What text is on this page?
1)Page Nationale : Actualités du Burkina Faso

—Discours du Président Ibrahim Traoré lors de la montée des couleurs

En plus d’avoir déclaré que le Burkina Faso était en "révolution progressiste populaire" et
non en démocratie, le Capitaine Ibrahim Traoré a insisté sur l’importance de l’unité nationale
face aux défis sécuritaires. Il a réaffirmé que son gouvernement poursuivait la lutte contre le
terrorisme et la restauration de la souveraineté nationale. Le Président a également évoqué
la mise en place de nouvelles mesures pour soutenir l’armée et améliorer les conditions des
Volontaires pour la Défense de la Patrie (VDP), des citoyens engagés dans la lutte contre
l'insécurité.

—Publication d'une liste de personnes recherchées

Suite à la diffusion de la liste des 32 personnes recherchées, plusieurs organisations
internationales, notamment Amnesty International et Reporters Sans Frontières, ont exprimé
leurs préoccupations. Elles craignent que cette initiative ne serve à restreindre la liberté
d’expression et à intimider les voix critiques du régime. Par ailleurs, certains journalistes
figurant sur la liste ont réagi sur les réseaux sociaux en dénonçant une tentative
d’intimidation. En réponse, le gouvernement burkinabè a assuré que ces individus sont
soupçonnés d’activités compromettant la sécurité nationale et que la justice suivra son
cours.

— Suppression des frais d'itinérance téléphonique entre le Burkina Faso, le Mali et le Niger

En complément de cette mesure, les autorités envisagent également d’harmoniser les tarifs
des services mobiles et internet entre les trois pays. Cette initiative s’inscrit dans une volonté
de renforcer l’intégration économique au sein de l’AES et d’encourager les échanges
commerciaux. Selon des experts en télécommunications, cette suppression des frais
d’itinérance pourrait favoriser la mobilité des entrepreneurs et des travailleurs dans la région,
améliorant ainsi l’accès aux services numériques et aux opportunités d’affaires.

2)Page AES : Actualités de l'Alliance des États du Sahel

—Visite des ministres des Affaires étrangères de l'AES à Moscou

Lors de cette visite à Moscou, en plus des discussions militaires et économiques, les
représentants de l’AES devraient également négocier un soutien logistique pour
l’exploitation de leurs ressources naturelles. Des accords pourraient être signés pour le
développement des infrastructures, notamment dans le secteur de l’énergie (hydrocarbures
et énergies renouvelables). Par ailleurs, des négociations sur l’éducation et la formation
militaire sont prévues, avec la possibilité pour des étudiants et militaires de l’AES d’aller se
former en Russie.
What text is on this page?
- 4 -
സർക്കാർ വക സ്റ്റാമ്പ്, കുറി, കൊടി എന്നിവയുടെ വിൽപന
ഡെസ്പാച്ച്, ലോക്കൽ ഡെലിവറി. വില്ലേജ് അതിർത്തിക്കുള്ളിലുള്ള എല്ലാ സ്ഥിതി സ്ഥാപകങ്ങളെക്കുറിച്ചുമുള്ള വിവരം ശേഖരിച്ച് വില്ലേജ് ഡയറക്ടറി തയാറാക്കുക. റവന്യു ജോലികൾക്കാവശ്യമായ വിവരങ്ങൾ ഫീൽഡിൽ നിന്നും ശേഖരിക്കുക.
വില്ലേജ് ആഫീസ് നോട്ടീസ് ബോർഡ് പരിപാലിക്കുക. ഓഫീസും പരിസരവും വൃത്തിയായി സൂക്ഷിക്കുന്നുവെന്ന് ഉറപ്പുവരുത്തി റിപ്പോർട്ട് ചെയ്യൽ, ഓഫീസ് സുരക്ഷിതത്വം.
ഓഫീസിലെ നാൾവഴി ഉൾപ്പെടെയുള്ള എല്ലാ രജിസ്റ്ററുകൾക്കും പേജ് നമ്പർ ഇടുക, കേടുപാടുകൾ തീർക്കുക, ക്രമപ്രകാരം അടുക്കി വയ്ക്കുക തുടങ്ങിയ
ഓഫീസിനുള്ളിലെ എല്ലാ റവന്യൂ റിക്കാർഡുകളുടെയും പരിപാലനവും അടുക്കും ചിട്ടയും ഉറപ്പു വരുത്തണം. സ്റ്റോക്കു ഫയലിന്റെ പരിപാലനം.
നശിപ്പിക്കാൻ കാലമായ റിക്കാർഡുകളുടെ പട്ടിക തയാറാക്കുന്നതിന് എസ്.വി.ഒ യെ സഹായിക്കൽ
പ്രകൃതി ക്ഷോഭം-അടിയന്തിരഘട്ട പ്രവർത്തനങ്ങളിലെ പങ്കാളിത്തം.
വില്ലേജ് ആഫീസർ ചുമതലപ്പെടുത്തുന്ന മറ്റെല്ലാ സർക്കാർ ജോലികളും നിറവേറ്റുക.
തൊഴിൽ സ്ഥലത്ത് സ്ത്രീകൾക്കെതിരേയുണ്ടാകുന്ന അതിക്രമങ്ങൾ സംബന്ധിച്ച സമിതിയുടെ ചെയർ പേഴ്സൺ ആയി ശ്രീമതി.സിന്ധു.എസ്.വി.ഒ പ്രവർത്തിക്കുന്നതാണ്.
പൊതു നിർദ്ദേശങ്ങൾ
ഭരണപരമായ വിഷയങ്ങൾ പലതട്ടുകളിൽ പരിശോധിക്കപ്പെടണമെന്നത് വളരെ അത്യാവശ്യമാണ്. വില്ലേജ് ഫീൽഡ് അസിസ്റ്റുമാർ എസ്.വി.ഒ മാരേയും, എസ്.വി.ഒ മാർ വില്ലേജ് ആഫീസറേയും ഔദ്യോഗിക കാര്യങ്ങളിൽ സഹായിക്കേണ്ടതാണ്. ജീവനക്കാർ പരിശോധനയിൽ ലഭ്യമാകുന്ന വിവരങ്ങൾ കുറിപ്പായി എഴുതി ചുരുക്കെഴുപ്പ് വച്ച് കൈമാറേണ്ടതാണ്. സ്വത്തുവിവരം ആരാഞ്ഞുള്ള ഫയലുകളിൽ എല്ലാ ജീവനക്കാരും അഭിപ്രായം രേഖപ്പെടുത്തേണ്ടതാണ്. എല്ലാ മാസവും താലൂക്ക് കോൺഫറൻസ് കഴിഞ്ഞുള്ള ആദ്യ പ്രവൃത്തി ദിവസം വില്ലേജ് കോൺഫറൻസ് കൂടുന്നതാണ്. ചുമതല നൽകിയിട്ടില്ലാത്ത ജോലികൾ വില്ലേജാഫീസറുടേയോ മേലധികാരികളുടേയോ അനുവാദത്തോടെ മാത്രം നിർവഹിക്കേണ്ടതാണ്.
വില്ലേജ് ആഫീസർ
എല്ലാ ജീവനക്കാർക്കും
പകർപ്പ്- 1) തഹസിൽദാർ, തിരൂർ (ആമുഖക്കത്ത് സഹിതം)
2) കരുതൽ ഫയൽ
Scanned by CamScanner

▬▬▬▬▬▬

Challenge -> Repeat the data exactly. Leave nothing out.

Solution to this problem ->
What text is on this page?
1)Page Nationale : Actualités du Burkina Faso

—Discours du Président Ibrahim Traoré lors de la montée des couleurs

En plus d’avoir déclaré que le Burkina Faso était en "révolution progressiste populaire" et
non en démocratie, le Capitaine Ibrahim Traoré a insisté sur l’importance de l’unité nationale
face aux défis sécuritaires. Il a réaffirmé que son gouvernement poursuivait la lutte contre le
terrorisme et la restauration de la souveraineté nationale. Le Président a également évoqué
la mise en place de nouvelles mesures pour soutenir l’armée et améliorer les conditions des
Volontaires pour la Défense de la Patrie (VDP), des citoyens engagés dans la lutte contre
l'insécurité.

—Publication d'une liste de personnes recherchées

Suite à la diffusion de la liste des 32 personnes recherchées, plusieurs organisations
internationales, notamment Amnesty International et Reporters Sans Frontières, ont exprimé
leurs préoccupations. Elles craignent que cette initiative ne serve à restreindre la liberté
d’expression et à intimider les voix critiques du régime. Par ailleurs, certains journalistes
figurant sur la liste ont réagi sur les réseaux sociaux en dénonçant une tentative
d’intimidation. En réponse, le gouvernement burkinabè a assuré que ces individus sont
soupçonnés d’activités compromettant la sécurité nationale et que la justice suivra son
cours.

— Suppression des frais d'itinérance téléphonique entre le Burkina Faso, le Mali et le Niger

En complément de cette mesure, les autorités envisagent également d’harmoniser les tarifs
des services mobiles et internet entre les trois pays. Cette initiative s’inscrit dans une volonté
de renforcer l’intégration économique au sein de l’AES et d’encourager les échanges
commerciaux. Selon des experts en télécommunications, cette suppression des frais
d’itinérance pourrait favoriser la mobilité des entrepreneurs et des travailleurs dans la région,
améliorant ainsi l’accès aux services numériques et aux opportunités d’affaires.

2)Page AES : Actualités de l'Alliance des États du Sahel

—Visite des ministres des Affaires étrangères de l'AES à Moscou

Lors de cette visite à Moscou, en plus des discussions militaires et économiques, les
représentants de l’AES devraient également négocier un soutien logistique pour
l’exploitation de leurs ressources naturelles. Des accords pourraient être signés pour le
développement des infrastructures, notamment dans le secteur de l’énergie (hydrocarbures
et énergies renouvelables). Par ailleurs, des négociations sur l’éducation et la formation
militaire sont prévues, avec la possibilité pour des étudiants et militaires de l’AES d’aller se
former en Russie.
What text is on this page?
- 4 -
സർക്കാർ വക സ്റ്റാമ്പ്, കുറി, കൊടി എന്നിവയുടെ വിൽപന
ഡെസ്പാച്ച്, ലോക്കൽ ഡെലിവറി. വില്ലേജ് അതിർത്തിക്കുള്ളിലുള്ള എല്ലാ സ്ഥിതി സ്ഥാപകങ്ങളെക്കുറിച്ചുമുള്ള വിവരം ശേഖരിച്ച് വില്ലേജ് ഡയറക്ടറി തയാറാക്കുക. റവന്യു ജോലികൾക്കാവശ്യമായ വിവരങ്ങൾ ഫീൽഡിൽ നിന്നും ശേഖരിക്കുക.
വില്ലേജ് ആഫീസ് നോട്ടീസ് ബോർഡ് പരിപാലിക്കുക. ഓഫീസും പരിസരവും വൃത്തിയായി സൂക്ഷിക്കുന്നുവെന്ന് ഉറപ്പുവരുത്തി റിപ്പോർട്ട് ചെയ്യൽ, ഓഫീസ് സുരക്ഷിതത്വം.
ഓഫീസിലെ നാൾവഴി ഉൾപ്പെടെയുള്ള എല്ലാ രജിസ്റ്ററുകൾക്കും പേജ് നമ്പർ ഇടുക, കേടുപാടുകൾ തീർക്കുക, ക്രമപ്രകാരം അടുക്കി വയ്ക്കുക തുടങ്ങിയ
ഓഫീസിനുള്ളിലെ എല്ലാ റവന്യൂ റിക്കാർഡുകളുടെയും പരിപാലനവും അടുക്കും ചിട്ടയും ഉറപ്പു വരുത്തണം. സ്റ്റോക്കു ഫയലിന്റെ പരിപാലനം.
നശിപ്പിക്കാൻ കാലമായ റിക്കാർഡുകളുടെ പട്ടിക തയാറാക്കുന്നതിന് എസ്.വി.ഒ യെ സഹായിക്കൽ
പ്രകൃതി ക്ഷോഭം-അടിയന്തിരഘട്ട പ്രവർത്തനങ്ങളിലെ പങ്കാളിത്തം.
വില്ലേജ് ആഫീസർ ചുമതലപ്പെടുത്തുന്ന മറ്റെല്ലാ സർക്കാർ ജോലികളും നിറവേറ്റുക.
തൊഴിൽ സ്ഥലത്ത് സ്ത്രീകൾക്കെതിരേയുണ്ടാകുന്ന അതിക്രമങ്ങൾ സംബന്ധിച്ച സമിതിയുടെ ചെയർ പേഴ്സൺ ആയി ശ്രീമതി.സിന്ധു.എസ്.വി.ഒ പ്രവർത്തിക്കുന്നതാണ്.
പൊതു നിർദ്ദേശങ്ങൾ
ഭരണപരമായ വിഷയങ്ങൾ പലതട്ടുകളിൽ പരിശോധിക്കപ്പെടണമെന്നത് വളരെ അത്യാവശ്യമാണ്. വില്ലേജ് ഫീൽഡ് അസിസ്റ്റുമാർ എസ്.വി.ഒ മാരേയും, എസ്.വി.ഒ മാർ വില്ലേജ് ആഫീസറേയും ഔദ്യോഗിക കാര്യങ്ങളിൽ സഹായിക്കേണ്ടതാണ്. ജീവനക്കാർ പരിശോധനയിൽ ലഭ്യമാകുന്ന വിവരങ്ങൾ കുറിപ്പായി എഴുതി ചുരുക്കെഴുപ്പ് വച്ച് കൈമാറേണ്ടതാണ്. സ്വത്തുവിവരം ആരാഞ്ഞുള്ള ഫയലുകളിൽ എല്ലാ ജീവനക്കാരും അഭിപ്രായം രേഖപ്പെടുത്തേണ്ടതാണ്. എല്ലാ മാസവും താലൂക്ക് കോൺഫറൻസ് കഴിഞ്ഞുള്ള ആദ്യ പ്രവൃത്തി ദിവസം വില്ലേജ് കോൺഫറൻസ് കൂടുന്നതാണ്. ചുമതല നൽകിയിട്ടില്ലാത്ത ജോലികൾ വില്ലേജാഫീസറുടേയോ മേലധികാരികളുടേയോ അനുവാദത്തോടെ മാത്രം നിർവഹിക്കേണ്ടതാണ്.
വില്ലേജ് ആഫീസർ
എല്ലാ ജീവനക്കാർക്കും
പകർപ്പ്- 1) തഹസിൽദാർ, തിരൂർ (ആമുഖക്കത്ത് സഹിതം)
2) കരുതൽ ഫയൽ
Scanned by CamScanner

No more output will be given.